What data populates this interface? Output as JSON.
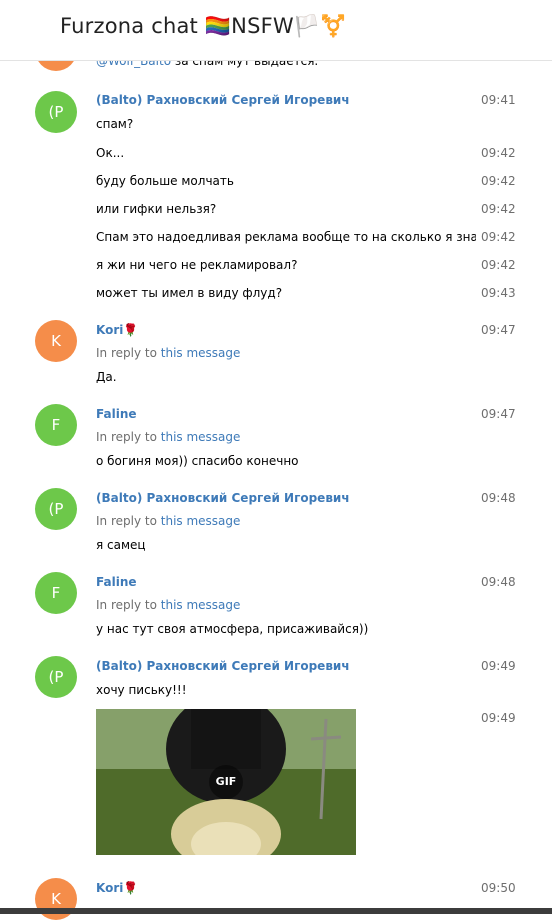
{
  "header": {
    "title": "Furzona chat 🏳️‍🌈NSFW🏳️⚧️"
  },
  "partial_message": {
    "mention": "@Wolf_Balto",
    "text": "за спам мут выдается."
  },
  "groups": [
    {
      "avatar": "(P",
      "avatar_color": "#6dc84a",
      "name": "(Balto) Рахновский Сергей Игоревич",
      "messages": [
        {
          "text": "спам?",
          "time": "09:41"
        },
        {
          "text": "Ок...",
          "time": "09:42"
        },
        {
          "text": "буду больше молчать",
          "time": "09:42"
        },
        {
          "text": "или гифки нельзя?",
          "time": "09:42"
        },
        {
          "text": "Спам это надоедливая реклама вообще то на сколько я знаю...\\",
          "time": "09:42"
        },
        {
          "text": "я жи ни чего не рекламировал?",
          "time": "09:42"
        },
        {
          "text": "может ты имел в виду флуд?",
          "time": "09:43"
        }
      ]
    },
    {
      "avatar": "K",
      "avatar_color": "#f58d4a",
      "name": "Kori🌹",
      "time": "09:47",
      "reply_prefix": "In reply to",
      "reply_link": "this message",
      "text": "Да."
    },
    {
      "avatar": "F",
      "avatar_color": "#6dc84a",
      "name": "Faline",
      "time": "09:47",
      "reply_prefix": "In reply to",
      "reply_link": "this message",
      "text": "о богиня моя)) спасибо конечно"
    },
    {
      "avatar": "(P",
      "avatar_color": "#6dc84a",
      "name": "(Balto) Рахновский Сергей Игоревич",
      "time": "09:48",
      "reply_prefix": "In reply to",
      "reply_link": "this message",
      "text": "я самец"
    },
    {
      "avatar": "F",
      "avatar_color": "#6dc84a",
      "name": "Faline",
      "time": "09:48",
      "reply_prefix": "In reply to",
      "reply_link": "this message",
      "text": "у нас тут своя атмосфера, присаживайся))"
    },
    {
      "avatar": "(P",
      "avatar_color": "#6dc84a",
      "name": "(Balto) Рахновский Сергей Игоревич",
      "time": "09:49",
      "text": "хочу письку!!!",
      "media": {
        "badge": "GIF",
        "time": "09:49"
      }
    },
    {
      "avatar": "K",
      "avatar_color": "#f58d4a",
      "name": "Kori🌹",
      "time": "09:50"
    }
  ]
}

Goal >> Return each line exactly as written. Any picture gets left out.

Answer to the problem >>
What data populates this interface? Output as JSON.
{
  "header": {
    "title": "Furzona chat 🏳️‍🌈NSFW🏳️⚧️"
  },
  "partial_message": {
    "mention": "@Wolf_Balto",
    "text": "за спам мут выдается."
  },
  "groups": [
    {
      "avatar": "(P",
      "avatar_color": "#6dc84a",
      "name": "(Balto) Рахновский Сергей Игоревич",
      "messages": [
        {
          "text": "спам?",
          "time": "09:41"
        },
        {
          "text": "Ок...",
          "time": "09:42"
        },
        {
          "text": "буду больше молчать",
          "time": "09:42"
        },
        {
          "text": "или гифки нельзя?",
          "time": "09:42"
        },
        {
          "text": "Спам это надоедливая реклама вообще то на сколько я знаю...\\",
          "time": "09:42"
        },
        {
          "text": "я жи ни чего не рекламировал?",
          "time": "09:42"
        },
        {
          "text": "может ты имел в виду флуд?",
          "time": "09:43"
        }
      ]
    },
    {
      "avatar": "K",
      "avatar_color": "#f58d4a",
      "name": "Kori🌹",
      "time": "09:47",
      "reply_prefix": "In reply to",
      "reply_link": "this message",
      "text": "Да."
    },
    {
      "avatar": "F",
      "avatar_color": "#6dc84a",
      "name": "Faline",
      "time": "09:47",
      "reply_prefix": "In reply to",
      "reply_link": "this message",
      "text": "о богиня моя)) спасибо конечно"
    },
    {
      "avatar": "(P",
      "avatar_color": "#6dc84a",
      "name": "(Balto) Рахновский Сергей Игоревич",
      "time": "09:48",
      "reply_prefix": "In reply to",
      "reply_link": "this message",
      "text": "я самец"
    },
    {
      "avatar": "F",
      "avatar_color": "#6dc84a",
      "name": "Faline",
      "time": "09:48",
      "reply_prefix": "In reply to",
      "reply_link": "this message",
      "text": "у нас тут своя атмосфера, присаживайся))"
    },
    {
      "avatar": "(P",
      "avatar_color": "#6dc84a",
      "name": "(Balto) Рахновский Сергей Игоревич",
      "time": "09:49",
      "text": "хочу письку!!!",
      "media": {
        "badge": "GIF",
        "time": "09:49"
      }
    },
    {
      "avatar": "K",
      "avatar_color": "#f58d4a",
      "name": "Kori🌹",
      "time": "09:50"
    }
  ]
}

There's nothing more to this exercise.